* Excerpted passage
[Start of section]

Most shaft-drive systems consist of a drive shaft (also called a propeller shaft or Cardan shaft) extending from the transmission in front to the differential in the rear. The differentiating characteristic of the Hotchkiss drive is the fact that the axle housing is firmly attached to the leaf springs to transfer the axle torque through them to the car body. Also, it uses universal joints at both ends of the driveshaft, which is not enclosed. The use of two universal joints, properly phased and with parallel alignment of the drive and driven shafts, allows the use of simple cross-type universals. In contrast, a torque tube arrangement uses only a single universal at the end of the transmission tailshaft, typically a constant velocity joint, and the axle housing is held fast by the torque tube, which anchors the differential housing to the transmission.

In the Hotchkiss drive, slip-splines or a plunge-type (ball and trunnion) u-joint eliminate thrust transmitted back up the driveshaft from the axle, allowing simple rear-axle positioning using parallel leaf springs. In the torque-tube type, this thrust is taken by the torque tube to the transmission and thence to the transmission and motor mounts to the frame. While the torque-tube type, when combined with rear coil springs (as on 1938–62 Buick models), requires additional locating elements, such as a Panhard rod, this is not needed with a torque tube/leaf spring combination (as on 1906–37 Buick and early Ford models).

Some Hotchkiss driveshafts are made in two pieces with another universal joint in the center for greater flexibility and typically used in trucks and specialty vehicles built on firetruck frames. Some installations use rubber mounts to isolate noise and vibration. The 1984–1987 RWD Toyota Corolla (i.e., Corolla SR5 and GT-S) coupe is another example of a car that uses a 2-part Hotchkiss driveshaft with a rubber-mounted center bearing.

This design was the main form of power transmission for most cars from the 1920s through the 1970s. As of 2016 it remained common in pick-up trucks and sport utility vehicles.

Just as important as power transmission is braking. In power transmission, the torque applied to the wheels is countered by an equal and opposite reaction in the axle housing, but in braking, the torque of braking the wheels is equal but in the same direction. In a rear-wheel-drive car, the braking applied by the rear brakes is just as important as the power transmission, and the problem is the same and is solved in the same manner. Firmly anchoring the axle housing to the leaf springs transfers both directions of torque (acceleration and braking) to the car body.

The Hotchkiss drive has no connection either to the modern-day U.S. suspension-modification company Hotchkis or to Tom Hotchkiss, a race car driver from Hoboken, New Jersey.

[End of section]

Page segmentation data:
[Start of section]

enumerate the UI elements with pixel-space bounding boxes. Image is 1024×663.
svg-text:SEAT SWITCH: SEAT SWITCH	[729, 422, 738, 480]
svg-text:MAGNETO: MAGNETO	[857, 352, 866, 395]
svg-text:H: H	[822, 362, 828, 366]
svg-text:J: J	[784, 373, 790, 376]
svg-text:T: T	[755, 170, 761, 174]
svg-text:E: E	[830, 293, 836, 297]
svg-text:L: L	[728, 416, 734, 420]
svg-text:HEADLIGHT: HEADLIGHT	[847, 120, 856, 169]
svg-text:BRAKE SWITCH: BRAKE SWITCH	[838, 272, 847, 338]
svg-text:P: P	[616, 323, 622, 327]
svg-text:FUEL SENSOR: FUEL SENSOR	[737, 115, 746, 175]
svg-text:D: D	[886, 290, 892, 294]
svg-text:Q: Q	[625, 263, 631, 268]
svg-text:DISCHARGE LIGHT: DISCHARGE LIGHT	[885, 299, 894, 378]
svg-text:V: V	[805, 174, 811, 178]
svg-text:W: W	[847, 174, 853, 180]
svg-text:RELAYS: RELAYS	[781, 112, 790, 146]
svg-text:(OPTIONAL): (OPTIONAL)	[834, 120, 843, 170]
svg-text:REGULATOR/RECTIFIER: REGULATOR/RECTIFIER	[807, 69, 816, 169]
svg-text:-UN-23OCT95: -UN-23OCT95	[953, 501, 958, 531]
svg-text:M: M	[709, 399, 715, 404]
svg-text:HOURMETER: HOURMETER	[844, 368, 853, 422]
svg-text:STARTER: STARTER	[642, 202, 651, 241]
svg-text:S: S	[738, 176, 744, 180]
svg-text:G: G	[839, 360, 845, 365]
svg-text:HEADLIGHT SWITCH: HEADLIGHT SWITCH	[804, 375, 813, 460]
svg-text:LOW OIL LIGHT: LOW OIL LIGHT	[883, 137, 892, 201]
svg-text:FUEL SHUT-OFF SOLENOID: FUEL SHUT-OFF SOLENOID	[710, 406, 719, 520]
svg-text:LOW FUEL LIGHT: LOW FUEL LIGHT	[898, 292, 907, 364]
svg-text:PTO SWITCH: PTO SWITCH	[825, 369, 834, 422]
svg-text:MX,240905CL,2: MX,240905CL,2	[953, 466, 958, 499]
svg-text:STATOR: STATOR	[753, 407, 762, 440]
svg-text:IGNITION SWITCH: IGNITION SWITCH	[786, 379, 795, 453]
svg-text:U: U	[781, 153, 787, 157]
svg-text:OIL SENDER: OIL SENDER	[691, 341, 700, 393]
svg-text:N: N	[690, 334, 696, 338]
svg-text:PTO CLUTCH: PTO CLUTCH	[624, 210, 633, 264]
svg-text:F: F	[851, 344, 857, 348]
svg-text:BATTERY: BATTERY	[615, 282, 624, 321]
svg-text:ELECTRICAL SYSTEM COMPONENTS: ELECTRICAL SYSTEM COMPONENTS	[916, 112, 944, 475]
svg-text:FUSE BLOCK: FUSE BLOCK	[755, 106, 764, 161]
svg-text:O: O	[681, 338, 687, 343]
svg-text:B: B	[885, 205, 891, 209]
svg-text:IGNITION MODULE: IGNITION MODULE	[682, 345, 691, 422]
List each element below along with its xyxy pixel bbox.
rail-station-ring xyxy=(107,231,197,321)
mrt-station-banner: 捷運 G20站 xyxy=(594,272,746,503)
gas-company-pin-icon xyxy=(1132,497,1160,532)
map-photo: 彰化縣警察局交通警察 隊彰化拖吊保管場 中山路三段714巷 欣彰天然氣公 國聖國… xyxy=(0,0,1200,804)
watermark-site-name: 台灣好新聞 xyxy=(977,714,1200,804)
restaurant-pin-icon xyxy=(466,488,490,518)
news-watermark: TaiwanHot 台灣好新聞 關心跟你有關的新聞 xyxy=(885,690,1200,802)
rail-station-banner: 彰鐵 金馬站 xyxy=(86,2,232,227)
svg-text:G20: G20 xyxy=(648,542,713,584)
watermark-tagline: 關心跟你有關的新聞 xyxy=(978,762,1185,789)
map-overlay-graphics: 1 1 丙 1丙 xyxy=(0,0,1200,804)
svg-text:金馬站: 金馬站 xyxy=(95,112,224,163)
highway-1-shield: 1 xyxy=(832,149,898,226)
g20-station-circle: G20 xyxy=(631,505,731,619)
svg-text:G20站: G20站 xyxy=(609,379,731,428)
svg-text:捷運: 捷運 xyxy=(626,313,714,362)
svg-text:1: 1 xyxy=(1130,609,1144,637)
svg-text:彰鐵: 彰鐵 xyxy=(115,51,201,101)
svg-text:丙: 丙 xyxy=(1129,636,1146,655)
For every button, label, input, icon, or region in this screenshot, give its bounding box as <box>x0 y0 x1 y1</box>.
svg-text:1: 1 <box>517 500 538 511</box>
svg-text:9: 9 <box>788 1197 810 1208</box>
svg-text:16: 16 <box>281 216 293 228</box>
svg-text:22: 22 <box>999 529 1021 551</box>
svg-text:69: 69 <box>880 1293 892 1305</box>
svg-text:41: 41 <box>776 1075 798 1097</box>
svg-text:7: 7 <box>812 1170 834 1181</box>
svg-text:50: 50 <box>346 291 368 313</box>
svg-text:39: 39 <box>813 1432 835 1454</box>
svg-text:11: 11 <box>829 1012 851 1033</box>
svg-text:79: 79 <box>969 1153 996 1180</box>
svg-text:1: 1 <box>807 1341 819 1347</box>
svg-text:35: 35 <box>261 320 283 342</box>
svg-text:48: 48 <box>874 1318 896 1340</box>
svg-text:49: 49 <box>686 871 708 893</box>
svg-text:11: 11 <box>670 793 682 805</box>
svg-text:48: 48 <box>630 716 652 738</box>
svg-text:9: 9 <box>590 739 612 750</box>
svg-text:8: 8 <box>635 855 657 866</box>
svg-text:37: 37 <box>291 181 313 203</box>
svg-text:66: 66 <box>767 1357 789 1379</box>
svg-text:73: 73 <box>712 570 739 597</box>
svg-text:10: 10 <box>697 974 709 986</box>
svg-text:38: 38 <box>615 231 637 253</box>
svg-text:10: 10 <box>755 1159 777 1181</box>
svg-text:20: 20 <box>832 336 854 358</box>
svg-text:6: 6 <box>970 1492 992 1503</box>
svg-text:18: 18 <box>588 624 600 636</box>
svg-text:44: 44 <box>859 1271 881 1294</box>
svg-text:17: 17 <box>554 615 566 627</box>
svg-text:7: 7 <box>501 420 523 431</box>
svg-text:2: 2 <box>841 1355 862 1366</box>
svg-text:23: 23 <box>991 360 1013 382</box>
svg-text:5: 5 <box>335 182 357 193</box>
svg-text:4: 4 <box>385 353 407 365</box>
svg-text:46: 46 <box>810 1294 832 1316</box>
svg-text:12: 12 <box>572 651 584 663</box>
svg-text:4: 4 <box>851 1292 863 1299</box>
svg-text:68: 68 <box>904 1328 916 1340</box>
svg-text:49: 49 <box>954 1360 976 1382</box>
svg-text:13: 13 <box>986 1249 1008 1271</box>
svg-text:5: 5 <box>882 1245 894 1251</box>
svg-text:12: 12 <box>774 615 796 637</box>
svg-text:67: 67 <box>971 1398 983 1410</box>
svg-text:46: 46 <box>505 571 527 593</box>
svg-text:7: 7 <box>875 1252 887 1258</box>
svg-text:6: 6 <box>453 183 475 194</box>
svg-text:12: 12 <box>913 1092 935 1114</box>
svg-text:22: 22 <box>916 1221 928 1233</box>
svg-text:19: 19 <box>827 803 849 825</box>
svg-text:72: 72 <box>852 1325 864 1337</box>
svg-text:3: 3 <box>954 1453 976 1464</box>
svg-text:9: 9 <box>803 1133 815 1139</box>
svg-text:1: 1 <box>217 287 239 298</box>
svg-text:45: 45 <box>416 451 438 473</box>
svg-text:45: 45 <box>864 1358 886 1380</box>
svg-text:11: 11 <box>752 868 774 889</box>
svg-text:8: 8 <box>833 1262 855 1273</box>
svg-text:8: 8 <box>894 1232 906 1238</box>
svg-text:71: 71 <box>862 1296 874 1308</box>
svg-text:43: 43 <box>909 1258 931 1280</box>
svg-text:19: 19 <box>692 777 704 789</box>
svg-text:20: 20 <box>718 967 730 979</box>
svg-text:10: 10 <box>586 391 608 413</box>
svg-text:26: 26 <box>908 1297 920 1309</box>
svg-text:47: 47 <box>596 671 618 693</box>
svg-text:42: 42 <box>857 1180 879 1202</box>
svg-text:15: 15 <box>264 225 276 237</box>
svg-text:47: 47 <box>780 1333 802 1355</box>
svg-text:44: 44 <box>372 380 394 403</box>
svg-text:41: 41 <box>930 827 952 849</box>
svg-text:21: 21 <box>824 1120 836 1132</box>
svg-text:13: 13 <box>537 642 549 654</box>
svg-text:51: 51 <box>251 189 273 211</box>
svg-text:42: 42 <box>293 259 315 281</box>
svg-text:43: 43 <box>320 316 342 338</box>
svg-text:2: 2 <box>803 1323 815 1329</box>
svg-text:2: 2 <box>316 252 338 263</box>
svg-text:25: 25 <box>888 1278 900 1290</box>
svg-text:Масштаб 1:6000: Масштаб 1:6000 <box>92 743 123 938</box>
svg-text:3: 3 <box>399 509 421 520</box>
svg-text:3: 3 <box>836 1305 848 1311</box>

[End of section]

* List of tasks
- 1) Retype the stretch of the Hotchkiss drive passage from "This design was" through "braking) to the car body.".
- 2) According to the Hotchkiss drive passage, what type of joint does a torque tube arrangement typically use at the end of the transmission tailshaft?
- 3) Using the Hotchkiss drive passage, explain why a Hotchkiss drive can locate the rear axle with only parallel leaf springs.
Work only from the Hotchkiss drive passage and disregard the listing.

* Response list
- 1)
This design was the main form of power transmission for most cars from the 1920s through the 1970s. As of 2016 it remained common in pick-up trucks and sport utility vehicles.

Just as important as power transmission is braking. In power transmission, the torque applied to the wheels is countered by an equal and opposite reaction in the axle housing, but in braking, the torque of braking the wheels is equal but in the same direction. In a rear-wheel-drive car, the braking applied by the rear brakes is just as important as the power transmission, and the problem is the same and is solved in the same manner. Firmly anchoring the axle housing to the leaf springs transfers both directions of torque (acceleration and braking) to the car body.

- 2) A constant velocity joint.

- 3) Slip-splines or a plunge-type (ball and trunnion) u-joint eliminate the thrust transmitted back up the driveshaft from the axle. That allows simple rear-axle positioning using parallel leaf springs.